SET PROBLEM A — Copy the section of the German tax update starting at "Draft bill on BEPS" and ending at "January 1, 2017.", renaming "Federal Council" to "upper house" throughout.
SET PROBLEM B — Arrange the listing lines from the start of the listing through the line containing "sidebar-item[interactable]: Local authority tools" as a JSON list of strings, one string per line, with blank lines left out.

PASSAGE SHOWN —
★ ★ ★ ★ ★ ★ ★

Draft bill on BEPS measures in force
On December 16, 2016, the Federal Council (Bundesrat) approved the draft bill on the implementation of Council Directive 2015/2376 amending Directive 2011/16/EU as regards mandatory automatic exchange of information in the field of taxation (DAC3) and other measures against base erosion and profit shifting (Entwurf eines Gesetzes zur Umsetzung der Änderungen der EU-Amtshilferichtline und von weiteren Massnahmen gegen Gewinnkürzungen und -verlagerungen). The bill entered into force from January 1, 2017.
Draft bill on deductibility of preferentially taxed intragroup royalties
On December 20, 2016, the Ministry of Finance published a draft bill on the partial or full non-deductibility for intragroup royalties taxed under non-OECD compliant patent boxes and other preferential intellectual property regimes (Entwurf eines Gesetzes gegen schädliche Steuerpraktiken im Zusammenhang mit Rechteüberlassungen). The bill envisages the denial of the deduction of royalties in the event that a country continues to offer non-compliant patent boxes and will apply to payments made after December 31, 2017.
Parliament and the Federal Council approve the draft bill amending the change-in-ownership rules
Both the lower house of the parliament (Bundestag) and the Federal Council (Bundesrat) approved the draft bill on amendments to the change-in-ownership rules (Entwurf eines Gesetzes zur Weiterentwicklung der steuerlichen Verlustverrechnung bei Körperschaften). The bill entered into force following its publication in the Official Gazette. The bill provides for an exception to the application of the change-in-ownership rules in cases where the loss-making company's business operations are continued unchanged from the time of incorporation, or at least during the three fiscal years prior to the change in ownership. If the conditions are met, taxpayers may avoid the application of the change-in-ownership rules and subsequent forfeiture of loss carry-forward by filing a respective application with the tax authorities.
Finance Ministry ordinance on application of AOA to PEs
On December 21, 2016, the German Ministry of Finance issued an ordinance providing detailed guidance on the application of the Authorized OECD Approach. The ordinance sets out the profit allocation between headquarters and their permanent establishments, in both domestic and treaty situations, with the objective of consistently applying internationally recognized principles to the taxation of permanent establishments.

★ ★ ★ ★ ★ ★ ★

[Dataset rows]
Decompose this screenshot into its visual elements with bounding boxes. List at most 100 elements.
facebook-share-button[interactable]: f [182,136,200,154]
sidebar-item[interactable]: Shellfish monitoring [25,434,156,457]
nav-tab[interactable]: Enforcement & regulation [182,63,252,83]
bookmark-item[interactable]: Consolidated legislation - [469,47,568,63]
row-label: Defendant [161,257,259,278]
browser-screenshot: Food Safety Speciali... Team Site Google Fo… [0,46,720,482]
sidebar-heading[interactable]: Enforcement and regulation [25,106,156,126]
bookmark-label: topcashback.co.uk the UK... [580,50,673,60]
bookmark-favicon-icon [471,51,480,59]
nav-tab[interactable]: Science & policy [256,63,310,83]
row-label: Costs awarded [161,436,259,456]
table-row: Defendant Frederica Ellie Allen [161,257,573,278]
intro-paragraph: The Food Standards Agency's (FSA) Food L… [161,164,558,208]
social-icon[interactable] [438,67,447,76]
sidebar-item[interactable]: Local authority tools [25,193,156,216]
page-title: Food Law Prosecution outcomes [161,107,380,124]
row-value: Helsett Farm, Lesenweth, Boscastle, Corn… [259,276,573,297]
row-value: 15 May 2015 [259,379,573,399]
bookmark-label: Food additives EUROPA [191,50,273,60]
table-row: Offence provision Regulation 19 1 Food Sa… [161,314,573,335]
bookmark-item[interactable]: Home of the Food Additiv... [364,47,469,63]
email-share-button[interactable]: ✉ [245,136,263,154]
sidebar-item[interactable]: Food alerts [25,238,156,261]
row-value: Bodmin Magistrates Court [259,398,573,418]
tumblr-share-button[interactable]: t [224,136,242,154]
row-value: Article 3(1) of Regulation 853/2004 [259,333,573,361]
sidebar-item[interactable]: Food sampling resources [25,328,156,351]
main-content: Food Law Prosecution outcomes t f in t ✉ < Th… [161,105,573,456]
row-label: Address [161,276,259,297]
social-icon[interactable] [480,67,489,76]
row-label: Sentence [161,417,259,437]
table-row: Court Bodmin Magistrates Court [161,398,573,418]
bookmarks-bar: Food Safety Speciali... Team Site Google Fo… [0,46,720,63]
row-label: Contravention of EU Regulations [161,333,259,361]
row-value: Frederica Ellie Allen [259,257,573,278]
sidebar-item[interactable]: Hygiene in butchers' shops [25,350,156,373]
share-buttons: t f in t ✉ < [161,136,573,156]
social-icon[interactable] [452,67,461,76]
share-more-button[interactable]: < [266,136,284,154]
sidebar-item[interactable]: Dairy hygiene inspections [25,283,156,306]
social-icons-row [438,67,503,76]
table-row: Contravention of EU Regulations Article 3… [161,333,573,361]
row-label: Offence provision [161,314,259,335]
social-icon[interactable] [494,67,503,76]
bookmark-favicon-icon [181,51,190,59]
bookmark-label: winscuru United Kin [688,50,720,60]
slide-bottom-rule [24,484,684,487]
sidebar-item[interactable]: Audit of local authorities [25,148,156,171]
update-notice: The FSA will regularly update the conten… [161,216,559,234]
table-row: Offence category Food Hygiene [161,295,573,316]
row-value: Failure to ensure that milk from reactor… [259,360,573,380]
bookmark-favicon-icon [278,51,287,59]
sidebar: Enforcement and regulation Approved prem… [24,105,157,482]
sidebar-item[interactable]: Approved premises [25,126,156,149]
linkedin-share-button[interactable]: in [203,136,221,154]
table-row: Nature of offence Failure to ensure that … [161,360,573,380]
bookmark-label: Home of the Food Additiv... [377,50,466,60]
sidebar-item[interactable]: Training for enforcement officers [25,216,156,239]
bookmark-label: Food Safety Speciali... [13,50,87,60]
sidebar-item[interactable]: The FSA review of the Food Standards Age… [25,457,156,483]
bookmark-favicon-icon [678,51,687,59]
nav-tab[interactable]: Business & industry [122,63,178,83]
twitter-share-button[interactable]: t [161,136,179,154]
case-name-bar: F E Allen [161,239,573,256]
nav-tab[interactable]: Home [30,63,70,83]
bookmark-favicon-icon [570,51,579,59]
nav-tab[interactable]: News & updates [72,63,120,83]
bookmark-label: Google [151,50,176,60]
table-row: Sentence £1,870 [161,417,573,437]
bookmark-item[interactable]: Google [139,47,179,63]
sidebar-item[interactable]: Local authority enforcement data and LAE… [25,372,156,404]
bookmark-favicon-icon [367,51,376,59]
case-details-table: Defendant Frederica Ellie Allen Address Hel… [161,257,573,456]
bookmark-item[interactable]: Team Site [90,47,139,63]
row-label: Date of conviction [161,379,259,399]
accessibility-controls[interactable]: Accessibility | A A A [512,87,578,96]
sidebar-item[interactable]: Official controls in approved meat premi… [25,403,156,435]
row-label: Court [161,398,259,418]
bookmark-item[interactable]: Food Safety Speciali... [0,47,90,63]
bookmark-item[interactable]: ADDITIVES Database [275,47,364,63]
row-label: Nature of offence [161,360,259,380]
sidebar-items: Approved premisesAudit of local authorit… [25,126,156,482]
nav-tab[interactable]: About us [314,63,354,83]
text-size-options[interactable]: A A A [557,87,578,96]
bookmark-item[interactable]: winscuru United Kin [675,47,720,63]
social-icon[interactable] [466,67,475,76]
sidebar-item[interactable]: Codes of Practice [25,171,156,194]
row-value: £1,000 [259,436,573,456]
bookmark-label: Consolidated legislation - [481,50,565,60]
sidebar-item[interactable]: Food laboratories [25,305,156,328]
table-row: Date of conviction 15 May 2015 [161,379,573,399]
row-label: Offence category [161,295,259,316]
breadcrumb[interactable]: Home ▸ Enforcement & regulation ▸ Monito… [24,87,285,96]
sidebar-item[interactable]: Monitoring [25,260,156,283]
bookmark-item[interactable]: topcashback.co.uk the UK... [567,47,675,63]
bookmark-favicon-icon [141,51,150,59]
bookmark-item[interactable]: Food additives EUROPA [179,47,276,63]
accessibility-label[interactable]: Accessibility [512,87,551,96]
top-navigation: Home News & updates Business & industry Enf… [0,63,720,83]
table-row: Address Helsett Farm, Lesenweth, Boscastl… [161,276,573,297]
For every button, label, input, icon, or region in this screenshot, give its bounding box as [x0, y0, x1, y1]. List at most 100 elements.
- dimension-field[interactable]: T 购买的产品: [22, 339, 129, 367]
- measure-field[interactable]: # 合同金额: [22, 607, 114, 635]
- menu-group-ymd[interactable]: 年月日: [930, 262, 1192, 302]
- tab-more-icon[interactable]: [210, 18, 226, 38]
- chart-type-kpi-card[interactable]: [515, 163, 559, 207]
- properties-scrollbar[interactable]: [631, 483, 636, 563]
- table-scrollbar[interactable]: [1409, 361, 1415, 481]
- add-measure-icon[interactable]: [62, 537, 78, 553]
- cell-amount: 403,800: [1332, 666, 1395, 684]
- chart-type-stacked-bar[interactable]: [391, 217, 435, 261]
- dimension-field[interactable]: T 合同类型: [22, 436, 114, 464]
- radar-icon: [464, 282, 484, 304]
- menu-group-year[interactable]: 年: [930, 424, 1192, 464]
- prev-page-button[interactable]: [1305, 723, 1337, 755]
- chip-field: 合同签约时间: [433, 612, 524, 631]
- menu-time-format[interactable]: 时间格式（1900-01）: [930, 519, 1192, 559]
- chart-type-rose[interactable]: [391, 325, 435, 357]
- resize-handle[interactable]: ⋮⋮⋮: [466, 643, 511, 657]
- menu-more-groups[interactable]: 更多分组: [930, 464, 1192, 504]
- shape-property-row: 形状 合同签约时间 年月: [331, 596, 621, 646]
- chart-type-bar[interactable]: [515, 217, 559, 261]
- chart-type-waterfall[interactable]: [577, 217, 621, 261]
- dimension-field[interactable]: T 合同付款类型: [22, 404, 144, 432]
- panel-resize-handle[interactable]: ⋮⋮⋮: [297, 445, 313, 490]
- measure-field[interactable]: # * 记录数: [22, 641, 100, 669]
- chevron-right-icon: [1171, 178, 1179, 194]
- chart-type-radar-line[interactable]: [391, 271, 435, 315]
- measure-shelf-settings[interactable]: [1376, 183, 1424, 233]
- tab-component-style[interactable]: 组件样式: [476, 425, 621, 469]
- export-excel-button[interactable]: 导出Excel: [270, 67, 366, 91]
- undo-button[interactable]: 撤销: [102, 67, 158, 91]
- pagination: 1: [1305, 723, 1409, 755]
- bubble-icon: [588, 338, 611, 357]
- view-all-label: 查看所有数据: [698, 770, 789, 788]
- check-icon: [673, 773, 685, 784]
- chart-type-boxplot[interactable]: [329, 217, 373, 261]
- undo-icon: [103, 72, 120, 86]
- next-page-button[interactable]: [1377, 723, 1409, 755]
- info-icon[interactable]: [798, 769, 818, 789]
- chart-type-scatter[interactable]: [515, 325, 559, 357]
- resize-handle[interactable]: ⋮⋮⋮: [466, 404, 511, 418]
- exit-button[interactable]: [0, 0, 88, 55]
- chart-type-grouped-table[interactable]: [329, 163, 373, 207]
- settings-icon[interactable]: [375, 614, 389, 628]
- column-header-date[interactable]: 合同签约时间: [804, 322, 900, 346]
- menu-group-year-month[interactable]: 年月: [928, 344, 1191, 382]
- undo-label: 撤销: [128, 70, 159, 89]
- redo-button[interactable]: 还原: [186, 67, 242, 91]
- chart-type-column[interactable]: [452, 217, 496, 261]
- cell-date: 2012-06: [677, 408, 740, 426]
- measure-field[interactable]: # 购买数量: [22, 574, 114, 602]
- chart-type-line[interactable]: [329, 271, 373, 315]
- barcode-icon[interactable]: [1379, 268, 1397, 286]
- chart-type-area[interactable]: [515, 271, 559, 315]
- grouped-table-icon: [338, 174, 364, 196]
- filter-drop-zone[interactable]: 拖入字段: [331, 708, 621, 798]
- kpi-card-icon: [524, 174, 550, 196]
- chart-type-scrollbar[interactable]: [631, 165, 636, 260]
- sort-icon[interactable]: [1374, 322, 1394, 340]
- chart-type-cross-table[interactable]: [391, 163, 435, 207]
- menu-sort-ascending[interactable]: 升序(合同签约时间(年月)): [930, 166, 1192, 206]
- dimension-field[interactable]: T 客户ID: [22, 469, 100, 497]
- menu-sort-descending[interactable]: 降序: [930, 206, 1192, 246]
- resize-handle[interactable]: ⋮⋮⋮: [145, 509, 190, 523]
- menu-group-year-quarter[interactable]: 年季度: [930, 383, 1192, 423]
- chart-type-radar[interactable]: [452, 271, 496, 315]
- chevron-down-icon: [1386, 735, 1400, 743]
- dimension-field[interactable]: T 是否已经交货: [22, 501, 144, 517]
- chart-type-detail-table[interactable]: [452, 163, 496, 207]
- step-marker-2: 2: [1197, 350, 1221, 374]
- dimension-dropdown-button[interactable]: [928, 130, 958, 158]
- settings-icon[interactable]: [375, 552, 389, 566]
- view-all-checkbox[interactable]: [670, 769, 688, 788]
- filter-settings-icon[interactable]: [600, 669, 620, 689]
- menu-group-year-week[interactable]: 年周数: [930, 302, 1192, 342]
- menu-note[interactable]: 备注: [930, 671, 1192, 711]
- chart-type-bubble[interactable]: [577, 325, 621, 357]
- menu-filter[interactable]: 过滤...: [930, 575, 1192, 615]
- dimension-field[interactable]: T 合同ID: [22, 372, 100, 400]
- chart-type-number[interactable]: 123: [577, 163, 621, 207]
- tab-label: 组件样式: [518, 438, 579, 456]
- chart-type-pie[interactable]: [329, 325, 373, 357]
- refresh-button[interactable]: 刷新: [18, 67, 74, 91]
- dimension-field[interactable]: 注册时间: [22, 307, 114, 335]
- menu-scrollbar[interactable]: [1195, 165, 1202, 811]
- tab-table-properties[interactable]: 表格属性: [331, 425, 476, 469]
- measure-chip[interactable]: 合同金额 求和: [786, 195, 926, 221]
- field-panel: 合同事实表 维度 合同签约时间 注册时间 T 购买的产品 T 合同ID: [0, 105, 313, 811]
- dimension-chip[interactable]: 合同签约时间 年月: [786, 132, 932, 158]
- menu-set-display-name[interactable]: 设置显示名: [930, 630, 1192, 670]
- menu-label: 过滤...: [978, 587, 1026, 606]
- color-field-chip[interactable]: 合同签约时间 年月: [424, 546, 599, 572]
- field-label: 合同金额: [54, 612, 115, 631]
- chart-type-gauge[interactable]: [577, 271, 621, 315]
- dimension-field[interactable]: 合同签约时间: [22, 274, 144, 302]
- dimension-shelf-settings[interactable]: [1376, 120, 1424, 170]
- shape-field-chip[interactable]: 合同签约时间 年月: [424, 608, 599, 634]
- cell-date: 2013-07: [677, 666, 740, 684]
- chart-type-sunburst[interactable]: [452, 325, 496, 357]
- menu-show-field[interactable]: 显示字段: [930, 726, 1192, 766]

★ ★ ★ ★ ★ ★ ★

PROBLEM SOLUTION A —
Draft bill on BEPS measures in force
On December 16, 2016, the upper house (Bundesrat) approved the draft bill on the implementation of Council Directive 2015/2376 amending Directive 2011/16/EU as regards mandatory automatic exchange of information in the field of taxation (DAC3) and other measures against base erosion and profit shifting (Entwurf eines Gesetzes zur Umsetzung der Änderungen der EU-Amtshilferichtline und von weiteren Massnahmen gegen Gewinnkürzungen und -verlagerungen). The bill entered into force from January 1, 2017.

PROBLEM SOLUTION B —
[
  "Decompose this screenshot into its visual elements with bounding boxes. List at most 100 elements.",
  "facebook-share-button[interactable]: f [182,136,200,154]",
  "sidebar-item[interactable]: Shellfish monitoring [25,434,156,457]",
  "nav-tab[interactable]: Enforcement & regulation [182,63,252,83]",
  "bookmark-item[interactable]: Consolidated legislation - [469,47,568,63]",
  "row-label: Defendant [161,257,259,278]",
  "browser-screenshot: Food Safety Speciali... Team Site Google Fo… [0,46,720,482]",
  "sidebar-heading[interactable]: Enforcement and regulation [25,106,156,126]",
  "bookmark-label: topcashback.co.uk the UK... [580,50,673,60]",
  "bookmark-favicon-icon [471,51,480,59]",
  "nav-tab[interactable]: Science & policy [256,63,310,83]",
  "row-label: Costs awarded [161,436,259,456]",
  "table-row: Defendant Frederica Ellie Allen [161,257,573,278]",
  "intro-paragraph: The Food Standards Agency's (FSA) Food L… [161,164,558,208]",
  "social-icon[interactable] [438,67,447,76]",
  "sidebar-item[interactable]: Local authority tools [25,193,156,216]"
]